**WHAT YOU ARE ASKED TO DO**
Select the lines below containing the word "Lachlan".

--- Start of THE RECORDS ---

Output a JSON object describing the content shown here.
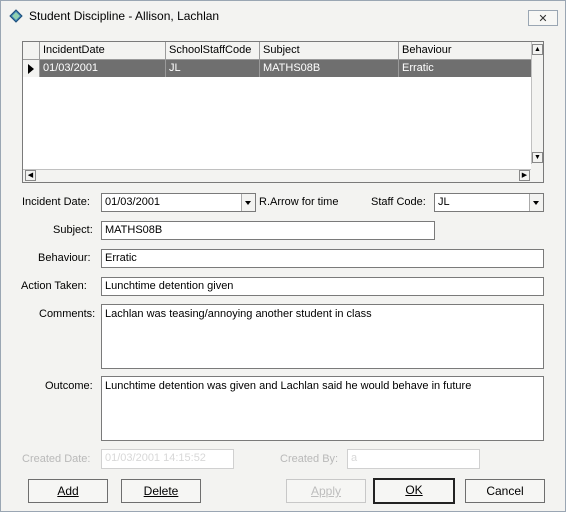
{
  "window": {
    "title": "Student Discipline - Allison, Lachlan",
    "close_label": "✕"
  },
  "grid": {
    "columns": [
      "IncidentDate",
      "SchoolStaffCode",
      "Subject",
      "Behaviour"
    ],
    "rows": [
      [
        "01/03/2001",
        "JL",
        "MATHS08B",
        "Erratic"
      ]
    ]
  },
  "form": {
    "incident_date": {
      "label": "Incident Date:",
      "value": "01/03/2001"
    },
    "arrow_hint": "R.Arrow for time",
    "staff_code": {
      "label": "Staff Code:",
      "value": "JL"
    },
    "subject": {
      "label": "Subject:",
      "value": "MATHS08B"
    },
    "behaviour": {
      "label": "Behaviour:",
      "value": "Erratic"
    },
    "action_taken": {
      "label": "Action Taken:",
      "value": "Lunchtime detention given"
    },
    "comments": {
      "label": "Comments:",
      "value": "Lachlan was teasing/annoying another student in class"
    },
    "outcome": {
      "label": "Outcome:",
      "value": "Lunchtime detention was given and Lachlan said he would behave in future"
    },
    "created_date": {
      "label": "Created Date:",
      "value": "01/03/2001 14:15:52"
    },
    "created_by": {
      "label": "Created By:",
      "value": "a"
    }
  },
  "buttons": {
    "add": "Add",
    "delete": "Delete",
    "apply": "Apply",
    "ok": "OK",
    "cancel": "Cancel"
  }
}
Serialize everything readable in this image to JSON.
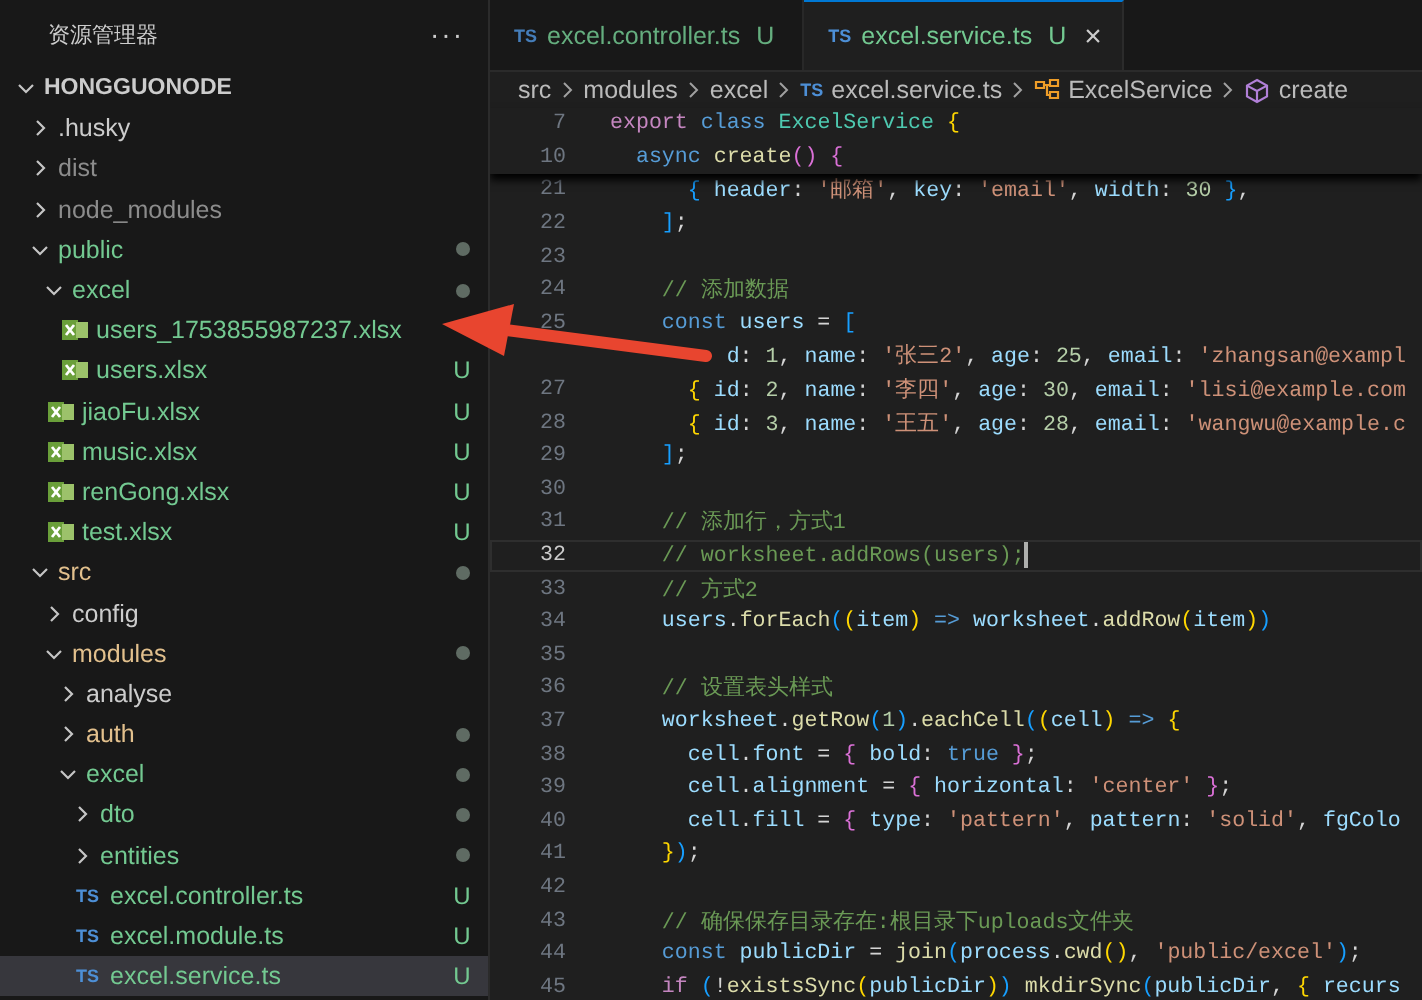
{
  "explorer": {
    "title": "资源管理器",
    "more": "···",
    "root": {
      "label": "HONGGUONODE",
      "expanded": true
    },
    "tree": [
      {
        "label": ".husky",
        "kind": "folder",
        "expanded": false,
        "color": "#cccccc",
        "dot": false,
        "selected": false
      },
      {
        "label": "dist",
        "kind": "folder",
        "expanded": false,
        "color": "#8c8c8c",
        "dot": false,
        "selected": false
      },
      {
        "label": "node_modules",
        "kind": "folder",
        "expanded": false,
        "color": "#8c8c8c",
        "dot": false,
        "selected": false
      },
      {
        "label": "public",
        "kind": "folder",
        "expanded": true,
        "color": "#73c991",
        "dot": true,
        "selected": false,
        "children": [
          {
            "label": "excel",
            "kind": "folder",
            "expanded": true,
            "color": "#73c991",
            "dot": true,
            "selected": false,
            "children": [
              {
                "label": "users_1753855987237.xlsx",
                "kind": "xlsx",
                "color": "#73c991",
                "selected": false
              },
              {
                "label": "users.xlsx",
                "kind": "xlsx",
                "color": "#73c991",
                "badge": "U",
                "selected": false
              }
            ]
          },
          {
            "label": "jiaoFu.xlsx",
            "kind": "xlsx",
            "color": "#73c991",
            "badge": "U",
            "selected": false
          },
          {
            "label": "music.xlsx",
            "kind": "xlsx",
            "color": "#73c991",
            "badge": "U",
            "selected": false
          },
          {
            "label": "renGong.xlsx",
            "kind": "xlsx",
            "color": "#73c991",
            "badge": "U",
            "selected": false
          },
          {
            "label": "test.xlsx",
            "kind": "xlsx",
            "color": "#73c991",
            "badge": "U",
            "selected": false
          }
        ]
      },
      {
        "label": "src",
        "kind": "folder",
        "expanded": true,
        "color": "#e2c08d",
        "dot": true,
        "selected": false,
        "children": [
          {
            "label": "config",
            "kind": "folder",
            "expanded": false,
            "color": "#cccccc",
            "dot": false,
            "selected": false
          },
          {
            "label": "modules",
            "kind": "folder",
            "expanded": true,
            "color": "#e2c08d",
            "dot": true,
            "selected": false,
            "children": [
              {
                "label": "analyse",
                "kind": "folder",
                "expanded": false,
                "color": "#cccccc",
                "dot": false,
                "selected": false
              },
              {
                "label": "auth",
                "kind": "folder",
                "expanded": false,
                "color": "#e2c08d",
                "dot": true,
                "selected": false
              },
              {
                "label": "excel",
                "kind": "folder",
                "expanded": true,
                "color": "#73c991",
                "dot": true,
                "selected": false,
                "children": [
                  {
                    "label": "dto",
                    "kind": "folder",
                    "expanded": false,
                    "color": "#73c991",
                    "dot": true,
                    "selected": false
                  },
                  {
                    "label": "entities",
                    "kind": "folder",
                    "expanded": false,
                    "color": "#73c991",
                    "dot": true,
                    "selected": false
                  },
                  {
                    "label": "excel.controller.ts",
                    "kind": "ts",
                    "icon": "TS",
                    "color": "#73c991",
                    "badge": "U",
                    "selected": false
                  },
                  {
                    "label": "excel.module.ts",
                    "kind": "ts",
                    "icon": "TS",
                    "color": "#73c991",
                    "badge": "U",
                    "selected": false
                  },
                  {
                    "label": "excel.service.ts",
                    "kind": "ts",
                    "icon": "TS",
                    "color": "#73c991",
                    "badge": "U",
                    "selected": true
                  }
                ]
              }
            ]
          }
        ]
      }
    ]
  },
  "tabs": [
    {
      "icon": "TS",
      "label": "excel.controller.ts",
      "badge": "U",
      "selected": false
    },
    {
      "icon": "TS",
      "label": "excel.service.ts",
      "badge": "U",
      "selected": true,
      "close": "×"
    }
  ],
  "breadcrumb": [
    {
      "kind": "folder",
      "label": "src"
    },
    {
      "kind": "folder",
      "label": "modules"
    },
    {
      "kind": "folder",
      "label": "excel"
    },
    {
      "kind": "ts",
      "icon": "TS",
      "label": "excel.service.ts"
    },
    {
      "kind": "class",
      "label": "ExcelService"
    },
    {
      "kind": "method",
      "label": "create"
    }
  ],
  "sticky_lines": [
    {
      "number": "7",
      "tokens": [
        {
          "kind": "kw",
          "text": "export "
        },
        {
          "kind": "st",
          "text": "class "
        },
        {
          "kind": "cls",
          "text": "ExcelService "
        },
        {
          "kind": "b1",
          "text": "{"
        }
      ]
    },
    {
      "number": "10",
      "tokens": [
        {
          "kind": "st",
          "text": "  async "
        },
        {
          "kind": "fn",
          "text": "create"
        },
        {
          "kind": "b2",
          "text": "() {"
        }
      ]
    }
  ],
  "lines": [
    {
      "number": "21",
      "current": false,
      "tokens": [
        {
          "kind": "b3",
          "text": "      { "
        },
        {
          "kind": "var",
          "text": "header"
        },
        {
          "kind": "p",
          "text": ": "
        },
        {
          "kind": "str",
          "text": "'邮箱'"
        },
        {
          "kind": "p",
          "text": ", "
        },
        {
          "kind": "var",
          "text": "key"
        },
        {
          "kind": "p",
          "text": ": "
        },
        {
          "kind": "str",
          "text": "'email'"
        },
        {
          "kind": "p",
          "text": ", "
        },
        {
          "kind": "var",
          "text": "width"
        },
        {
          "kind": "p",
          "text": ": "
        },
        {
          "kind": "num",
          "text": "30"
        },
        {
          "kind": "b3",
          "text": " }"
        },
        {
          "kind": "p",
          "text": ","
        }
      ]
    },
    {
      "number": "22",
      "current": false,
      "tokens": [
        {
          "kind": "b3",
          "text": "    ]"
        },
        {
          "kind": "p",
          "text": ";"
        }
      ]
    },
    {
      "number": "23",
      "current": false
    },
    {
      "number": "24",
      "current": false,
      "tokens": [
        {
          "kind": "cmt",
          "text": "    // 添加数据"
        }
      ]
    },
    {
      "number": "25",
      "current": false,
      "tokens": [
        {
          "kind": "st",
          "text": "    const "
        },
        {
          "kind": "var",
          "text": "users"
        },
        {
          "kind": "p",
          "text": " = "
        },
        {
          "kind": "b3",
          "text": "["
        }
      ]
    },
    {
      "current": false,
      "tokens": [
        {
          "kind": "var",
          "text": "         d"
        },
        {
          "kind": "p",
          "text": ": "
        },
        {
          "kind": "num",
          "text": "1"
        },
        {
          "kind": "p",
          "text": ", "
        },
        {
          "kind": "var",
          "text": "name"
        },
        {
          "kind": "p",
          "text": ": "
        },
        {
          "kind": "str",
          "text": "'张三2'"
        },
        {
          "kind": "p",
          "text": ", "
        },
        {
          "kind": "var",
          "text": "age"
        },
        {
          "kind": "p",
          "text": ": "
        },
        {
          "kind": "num",
          "text": "25"
        },
        {
          "kind": "p",
          "text": ", "
        },
        {
          "kind": "var",
          "text": "email"
        },
        {
          "kind": "p",
          "text": ": "
        },
        {
          "kind": "str",
          "text": "'zhangsan@exampl"
        }
      ]
    },
    {
      "number": "27",
      "current": false,
      "tokens": [
        {
          "kind": "b1",
          "text": "      { "
        },
        {
          "kind": "var",
          "text": "id"
        },
        {
          "kind": "p",
          "text": ": "
        },
        {
          "kind": "num",
          "text": "2"
        },
        {
          "kind": "p",
          "text": ", "
        },
        {
          "kind": "var",
          "text": "name"
        },
        {
          "kind": "p",
          "text": ": "
        },
        {
          "kind": "str",
          "text": "'李四'"
        },
        {
          "kind": "p",
          "text": ", "
        },
        {
          "kind": "var",
          "text": "age"
        },
        {
          "kind": "p",
          "text": ": "
        },
        {
          "kind": "num",
          "text": "30"
        },
        {
          "kind": "p",
          "text": ", "
        },
        {
          "kind": "var",
          "text": "email"
        },
        {
          "kind": "p",
          "text": ": "
        },
        {
          "kind": "str",
          "text": "'lisi@example.com"
        }
      ]
    },
    {
      "number": "28",
      "current": false,
      "tokens": [
        {
          "kind": "b1",
          "text": "      { "
        },
        {
          "kind": "var",
          "text": "id"
        },
        {
          "kind": "p",
          "text": ": "
        },
        {
          "kind": "num",
          "text": "3"
        },
        {
          "kind": "p",
          "text": ", "
        },
        {
          "kind": "var",
          "text": "name"
        },
        {
          "kind": "p",
          "text": ": "
        },
        {
          "kind": "str",
          "text": "'王五'"
        },
        {
          "kind": "p",
          "text": ", "
        },
        {
          "kind": "var",
          "text": "age"
        },
        {
          "kind": "p",
          "text": ": "
        },
        {
          "kind": "num",
          "text": "28"
        },
        {
          "kind": "p",
          "text": ", "
        },
        {
          "kind": "var",
          "text": "email"
        },
        {
          "kind": "p",
          "text": ": "
        },
        {
          "kind": "str",
          "text": "'wangwu@example.c"
        }
      ]
    },
    {
      "number": "29",
      "current": false,
      "tokens": [
        {
          "kind": "b3",
          "text": "    ]"
        },
        {
          "kind": "p",
          "text": ";"
        }
      ]
    },
    {
      "number": "30",
      "current": false
    },
    {
      "number": "31",
      "current": false,
      "tokens": [
        {
          "kind": "cmt",
          "text": "    // 添加行，方式1"
        }
      ]
    },
    {
      "number": "32",
      "current": true,
      "tokens": [
        {
          "kind": "cmt",
          "text": "    // worksheet.addRows(users);"
        }
      ]
    },
    {
      "number": "33",
      "current": false,
      "tokens": [
        {
          "kind": "cmt",
          "text": "    // 方式2"
        }
      ]
    },
    {
      "number": "34",
      "current": false,
      "tokens": [
        {
          "kind": "var",
          "text": "    users"
        },
        {
          "kind": "p",
          "text": "."
        },
        {
          "kind": "fn",
          "text": "forEach"
        },
        {
          "kind": "b3",
          "text": "("
        },
        {
          "kind": "b1",
          "text": "("
        },
        {
          "kind": "var",
          "text": "item"
        },
        {
          "kind": "b1",
          "text": ")"
        },
        {
          "kind": "st",
          "text": " => "
        },
        {
          "kind": "var",
          "text": "worksheet"
        },
        {
          "kind": "p",
          "text": "."
        },
        {
          "kind": "fn",
          "text": "addRow"
        },
        {
          "kind": "b1",
          "text": "("
        },
        {
          "kind": "var",
          "text": "item"
        },
        {
          "kind": "b1",
          "text": ")"
        },
        {
          "kind": "b3",
          "text": ")"
        }
      ]
    },
    {
      "number": "35",
      "current": false
    },
    {
      "number": "36",
      "current": false,
      "tokens": [
        {
          "kind": "cmt",
          "text": "    // 设置表头样式"
        }
      ]
    },
    {
      "number": "37",
      "current": false,
      "tokens": [
        {
          "kind": "var",
          "text": "    worksheet"
        },
        {
          "kind": "p",
          "text": "."
        },
        {
          "kind": "fn",
          "text": "getRow"
        },
        {
          "kind": "b3",
          "text": "("
        },
        {
          "kind": "num",
          "text": "1"
        },
        {
          "kind": "b3",
          "text": ")"
        },
        {
          "kind": "p",
          "text": "."
        },
        {
          "kind": "fn",
          "text": "eachCell"
        },
        {
          "kind": "b3",
          "text": "("
        },
        {
          "kind": "b1",
          "text": "("
        },
        {
          "kind": "var",
          "text": "cell"
        },
        {
          "kind": "b1",
          "text": ")"
        },
        {
          "kind": "st",
          "text": " => "
        },
        {
          "kind": "b1",
          "text": "{"
        }
      ]
    },
    {
      "number": "38",
      "current": false,
      "tokens": [
        {
          "kind": "var",
          "text": "      cell"
        },
        {
          "kind": "p",
          "text": "."
        },
        {
          "kind": "var",
          "text": "font"
        },
        {
          "kind": "p",
          "text": " = "
        },
        {
          "kind": "b2",
          "text": "{ "
        },
        {
          "kind": "var",
          "text": "bold"
        },
        {
          "kind": "p",
          "text": ": "
        },
        {
          "kind": "st",
          "text": "true"
        },
        {
          "kind": "b2",
          "text": " }"
        },
        {
          "kind": "p",
          "text": ";"
        }
      ]
    },
    {
      "number": "39",
      "current": false,
      "tokens": [
        {
          "kind": "var",
          "text": "      cell"
        },
        {
          "kind": "p",
          "text": "."
        },
        {
          "kind": "var",
          "text": "alignment"
        },
        {
          "kind": "p",
          "text": " = "
        },
        {
          "kind": "b2",
          "text": "{ "
        },
        {
          "kind": "var",
          "text": "horizontal"
        },
        {
          "kind": "p",
          "text": ": "
        },
        {
          "kind": "str",
          "text": "'center'"
        },
        {
          "kind": "b2",
          "text": " }"
        },
        {
          "kind": "p",
          "text": ";"
        }
      ]
    },
    {
      "number": "40",
      "current": false,
      "tokens": [
        {
          "kind": "var",
          "text": "      cell"
        },
        {
          "kind": "p",
          "text": "."
        },
        {
          "kind": "var",
          "text": "fill"
        },
        {
          "kind": "p",
          "text": " = "
        },
        {
          "kind": "b2",
          "text": "{ "
        },
        {
          "kind": "var",
          "text": "type"
        },
        {
          "kind": "p",
          "text": ": "
        },
        {
          "kind": "str",
          "text": "'pattern'"
        },
        {
          "kind": "p",
          "text": ", "
        },
        {
          "kind": "var",
          "text": "pattern"
        },
        {
          "kind": "p",
          "text": ": "
        },
        {
          "kind": "str",
          "text": "'solid'"
        },
        {
          "kind": "p",
          "text": ", "
        },
        {
          "kind": "var",
          "text": "fgColo"
        }
      ]
    },
    {
      "number": "41",
      "current": false,
      "tokens": [
        {
          "kind": "b1",
          "text": "    }"
        },
        {
          "kind": "b3",
          "text": ")"
        },
        {
          "kind": "p",
          "text": ";"
        }
      ]
    },
    {
      "number": "42",
      "current": false
    },
    {
      "number": "43",
      "current": false,
      "tokens": [
        {
          "kind": "cmt",
          "text": "    // 确保保存目录存在:根目录下uploads文件夹"
        }
      ]
    },
    {
      "number": "44",
      "current": false,
      "tokens": [
        {
          "kind": "st",
          "text": "    const "
        },
        {
          "kind": "var",
          "text": "publicDir"
        },
        {
          "kind": "p",
          "text": " = "
        },
        {
          "kind": "fn",
          "text": "join"
        },
        {
          "kind": "b3",
          "text": "("
        },
        {
          "kind": "var",
          "text": "process"
        },
        {
          "kind": "p",
          "text": "."
        },
        {
          "kind": "fn",
          "text": "cwd"
        },
        {
          "kind": "b1",
          "text": "()"
        },
        {
          "kind": "p",
          "text": ", "
        },
        {
          "kind": "str",
          "text": "'public/excel'"
        },
        {
          "kind": "b3",
          "text": ")"
        },
        {
          "kind": "p",
          "text": ";"
        }
      ]
    },
    {
      "number": "45",
      "current": false,
      "tokens": [
        {
          "kind": "kw",
          "text": "    if "
        },
        {
          "kind": "b3",
          "text": "("
        },
        {
          "kind": "p",
          "text": "!"
        },
        {
          "kind": "fn",
          "text": "existsSync"
        },
        {
          "kind": "b1",
          "text": "("
        },
        {
          "kind": "var",
          "text": "publicDir"
        },
        {
          "kind": "b1",
          "text": ")"
        },
        {
          "kind": "b3",
          "text": ")"
        },
        {
          "kind": "fn",
          "text": " mkdirSync"
        },
        {
          "kind": "b3",
          "text": "("
        },
        {
          "kind": "var",
          "text": "publicDir"
        },
        {
          "kind": "p",
          "text": ", "
        },
        {
          "kind": "b1",
          "text": "{ "
        },
        {
          "kind": "var",
          "text": "recurs"
        }
      ]
    }
  ]
}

--- End of THE RECORDS ---

**TASK RESULT**
    "title": "Student Discipline - Allison, Lachlan",
      "value": "Lachlan was teasing/annoying another student in class"
      "value": "Lunchtime detention was given and Lachlan said he would behave in future"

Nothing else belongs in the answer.